(Lines of data)
══════════
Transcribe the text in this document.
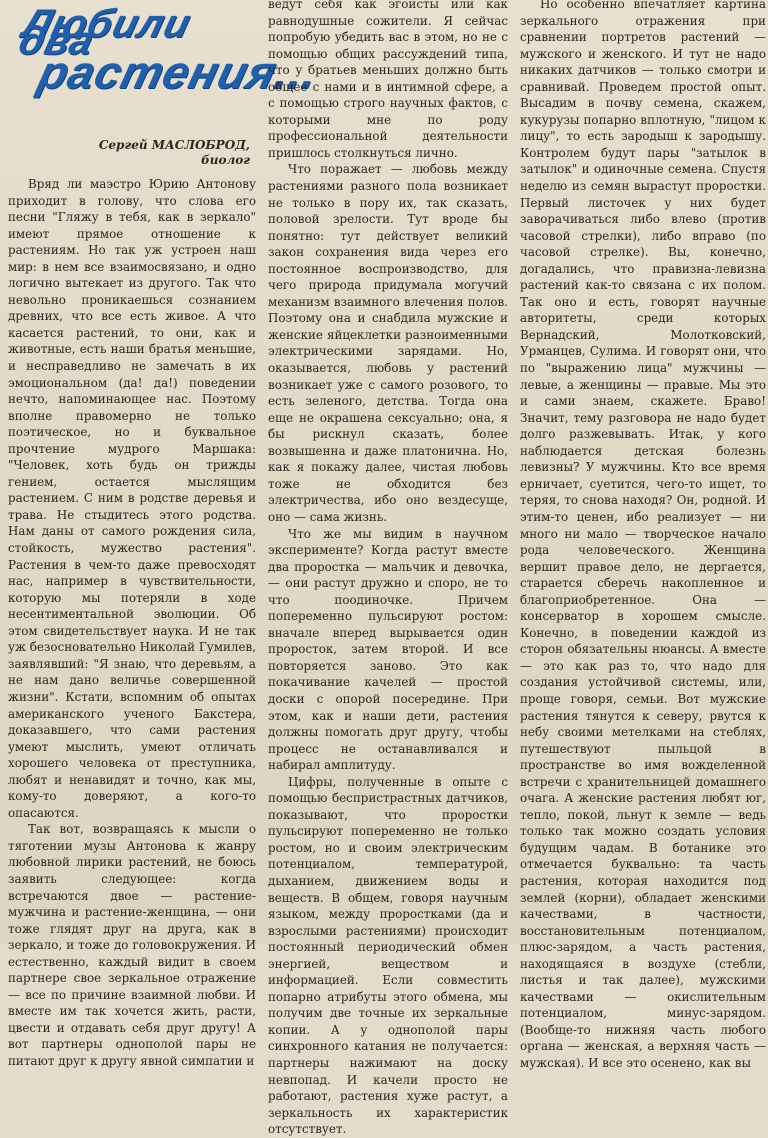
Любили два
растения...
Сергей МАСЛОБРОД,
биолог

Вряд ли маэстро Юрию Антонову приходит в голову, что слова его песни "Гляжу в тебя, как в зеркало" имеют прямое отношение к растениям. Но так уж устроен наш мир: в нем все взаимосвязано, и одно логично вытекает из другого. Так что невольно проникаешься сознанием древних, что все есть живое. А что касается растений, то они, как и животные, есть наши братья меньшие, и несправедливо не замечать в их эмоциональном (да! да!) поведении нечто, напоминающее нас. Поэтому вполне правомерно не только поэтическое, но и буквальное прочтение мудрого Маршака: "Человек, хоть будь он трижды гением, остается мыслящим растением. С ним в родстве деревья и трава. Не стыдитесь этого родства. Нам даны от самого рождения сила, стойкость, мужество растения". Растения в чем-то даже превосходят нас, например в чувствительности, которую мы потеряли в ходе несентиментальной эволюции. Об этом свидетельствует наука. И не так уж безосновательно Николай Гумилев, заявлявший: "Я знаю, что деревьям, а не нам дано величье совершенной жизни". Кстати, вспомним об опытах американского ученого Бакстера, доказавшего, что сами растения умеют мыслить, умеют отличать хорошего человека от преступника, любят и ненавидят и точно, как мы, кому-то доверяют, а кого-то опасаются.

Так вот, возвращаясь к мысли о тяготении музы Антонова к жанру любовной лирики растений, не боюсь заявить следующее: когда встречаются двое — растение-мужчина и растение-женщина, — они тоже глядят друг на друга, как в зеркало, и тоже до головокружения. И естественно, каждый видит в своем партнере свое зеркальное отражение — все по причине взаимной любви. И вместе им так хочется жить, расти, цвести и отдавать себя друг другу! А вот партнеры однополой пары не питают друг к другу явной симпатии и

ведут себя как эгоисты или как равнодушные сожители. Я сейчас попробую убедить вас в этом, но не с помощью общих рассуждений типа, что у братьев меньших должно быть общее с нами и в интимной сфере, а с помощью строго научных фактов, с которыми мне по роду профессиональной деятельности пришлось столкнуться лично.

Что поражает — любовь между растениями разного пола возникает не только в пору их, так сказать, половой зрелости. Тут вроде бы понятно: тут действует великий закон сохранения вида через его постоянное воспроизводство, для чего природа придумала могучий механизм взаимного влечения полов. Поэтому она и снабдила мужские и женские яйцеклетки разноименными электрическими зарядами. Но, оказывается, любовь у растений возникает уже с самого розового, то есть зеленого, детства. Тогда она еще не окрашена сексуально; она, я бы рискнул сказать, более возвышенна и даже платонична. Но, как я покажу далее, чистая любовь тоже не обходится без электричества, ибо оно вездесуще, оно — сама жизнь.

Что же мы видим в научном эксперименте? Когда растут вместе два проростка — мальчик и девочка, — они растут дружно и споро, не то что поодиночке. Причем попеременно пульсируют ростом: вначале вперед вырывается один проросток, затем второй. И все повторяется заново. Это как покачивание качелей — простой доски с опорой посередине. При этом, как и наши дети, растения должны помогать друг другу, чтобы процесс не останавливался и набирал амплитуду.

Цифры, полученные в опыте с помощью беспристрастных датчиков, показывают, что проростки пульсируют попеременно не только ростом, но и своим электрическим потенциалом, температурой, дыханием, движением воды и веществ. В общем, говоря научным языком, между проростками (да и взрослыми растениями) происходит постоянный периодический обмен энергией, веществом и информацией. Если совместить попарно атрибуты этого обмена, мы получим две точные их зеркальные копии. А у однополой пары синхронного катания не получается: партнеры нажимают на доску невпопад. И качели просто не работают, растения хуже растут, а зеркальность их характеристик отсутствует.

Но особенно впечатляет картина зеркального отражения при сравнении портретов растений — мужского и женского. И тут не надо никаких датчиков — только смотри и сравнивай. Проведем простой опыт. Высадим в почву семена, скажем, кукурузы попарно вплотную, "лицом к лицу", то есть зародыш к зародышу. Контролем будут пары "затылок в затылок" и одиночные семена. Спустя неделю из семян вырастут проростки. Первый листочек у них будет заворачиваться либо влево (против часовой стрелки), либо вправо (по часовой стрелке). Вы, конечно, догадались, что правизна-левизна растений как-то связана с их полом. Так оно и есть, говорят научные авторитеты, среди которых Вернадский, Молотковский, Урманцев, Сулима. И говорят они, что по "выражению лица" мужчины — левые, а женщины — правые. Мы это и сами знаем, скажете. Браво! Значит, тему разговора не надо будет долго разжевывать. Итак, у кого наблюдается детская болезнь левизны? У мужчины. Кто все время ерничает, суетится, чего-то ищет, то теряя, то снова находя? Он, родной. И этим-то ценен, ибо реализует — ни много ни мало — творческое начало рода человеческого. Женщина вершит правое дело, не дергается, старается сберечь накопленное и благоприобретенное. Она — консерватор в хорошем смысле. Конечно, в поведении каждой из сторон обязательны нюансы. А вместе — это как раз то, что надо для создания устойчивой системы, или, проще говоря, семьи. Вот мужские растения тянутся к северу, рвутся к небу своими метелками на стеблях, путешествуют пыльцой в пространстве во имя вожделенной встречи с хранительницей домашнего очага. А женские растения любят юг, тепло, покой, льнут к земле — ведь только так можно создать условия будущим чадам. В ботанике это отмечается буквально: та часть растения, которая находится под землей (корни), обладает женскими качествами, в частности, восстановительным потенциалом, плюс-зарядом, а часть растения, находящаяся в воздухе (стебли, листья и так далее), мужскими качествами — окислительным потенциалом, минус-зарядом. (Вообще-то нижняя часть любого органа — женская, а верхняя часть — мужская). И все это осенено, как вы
══════════
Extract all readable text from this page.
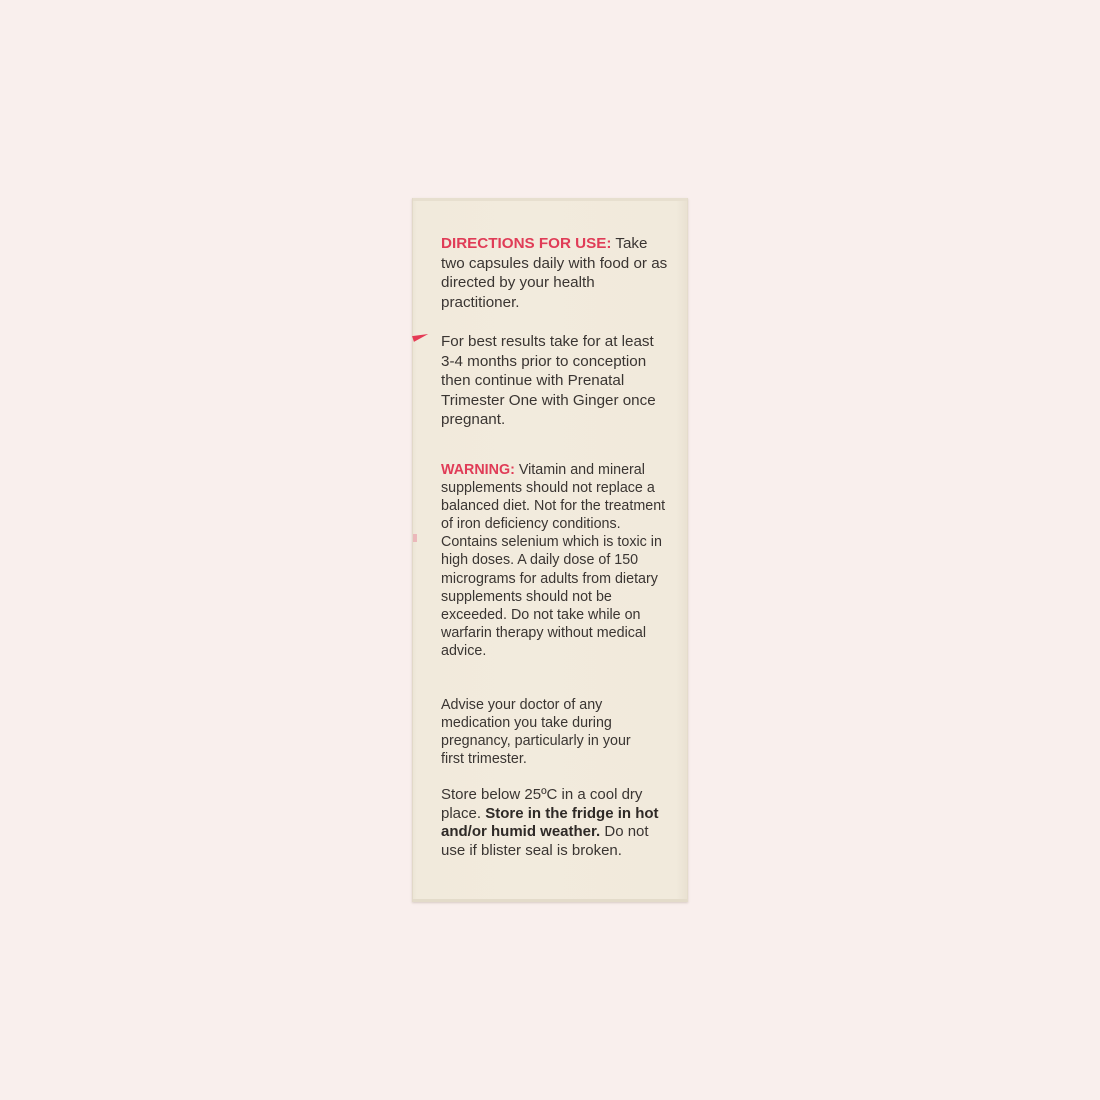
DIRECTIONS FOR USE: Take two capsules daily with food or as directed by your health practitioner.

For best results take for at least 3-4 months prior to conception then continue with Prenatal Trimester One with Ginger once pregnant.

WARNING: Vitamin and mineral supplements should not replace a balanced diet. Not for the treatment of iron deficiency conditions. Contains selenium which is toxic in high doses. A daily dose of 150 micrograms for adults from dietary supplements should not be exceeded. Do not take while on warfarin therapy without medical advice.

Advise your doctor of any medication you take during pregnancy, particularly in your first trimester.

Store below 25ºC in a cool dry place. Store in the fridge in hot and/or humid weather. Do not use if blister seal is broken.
══════════
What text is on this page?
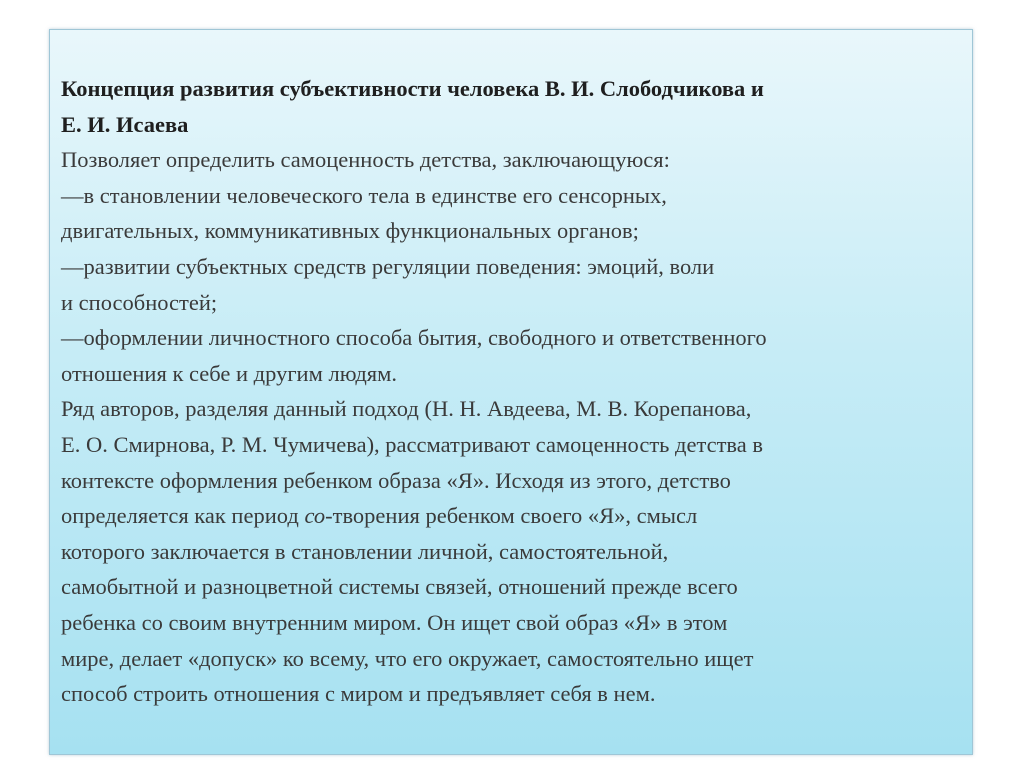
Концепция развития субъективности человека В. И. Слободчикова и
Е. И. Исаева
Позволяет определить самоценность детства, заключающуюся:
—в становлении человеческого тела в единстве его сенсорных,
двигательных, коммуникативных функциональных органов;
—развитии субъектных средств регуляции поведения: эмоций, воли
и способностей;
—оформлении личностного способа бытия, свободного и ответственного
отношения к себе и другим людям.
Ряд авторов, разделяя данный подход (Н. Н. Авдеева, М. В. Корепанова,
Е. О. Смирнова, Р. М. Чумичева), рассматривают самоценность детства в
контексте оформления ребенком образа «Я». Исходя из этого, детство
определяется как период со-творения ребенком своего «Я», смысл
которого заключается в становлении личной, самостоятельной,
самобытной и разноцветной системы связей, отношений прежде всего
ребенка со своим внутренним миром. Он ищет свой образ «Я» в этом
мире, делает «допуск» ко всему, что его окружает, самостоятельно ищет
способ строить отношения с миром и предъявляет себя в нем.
══════════
→ **Exercise description**
Where a line in the entries holds "daily", copy that line.

→ **Complete response**
DIRECTIONS FOR USE: Take two capsules daily with food or as directed by your health practitioner.
WARNING: Vitamin and mineral supplements should not replace a balanced diet. Not for the treatment of iron deficiency conditions. Contains selenium which is toxic in high doses. A daily dose of 150 micrograms for adults from dietary supplements should not be exceeded. Do not take while on warfarin therapy without medical advice.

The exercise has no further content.